_OBJECTIVE_. Repeat everything in the material exactly.

_RECORDED DATA_.
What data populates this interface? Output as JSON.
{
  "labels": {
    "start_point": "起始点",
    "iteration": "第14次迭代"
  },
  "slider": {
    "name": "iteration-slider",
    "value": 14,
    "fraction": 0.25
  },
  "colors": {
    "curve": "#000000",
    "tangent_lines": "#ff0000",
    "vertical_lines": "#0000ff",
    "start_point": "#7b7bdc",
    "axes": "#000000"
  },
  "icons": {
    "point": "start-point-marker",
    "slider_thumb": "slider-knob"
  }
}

_WRITTEN SOLUTION_.
What data populates this interface? Output as JSON.
{
  "labels": {
    "start_point": "起始点",
    "iteration": "第14次迭代"
  },
  "slider": {
    "name": "iteration-slider",
    "value": 14,
    "fraction": 0.25
  },
  "colors": {
    "curve": "#000000",
    "tangent_lines": "#ff0000",
    "vertical_lines": "#0000ff",
    "start_point": "#7b7bdc",
    "axes": "#000000"
  },
  "icons": {
    "point": "start-point-marker",
    "slider_thumb": "slider-knob"
  }
}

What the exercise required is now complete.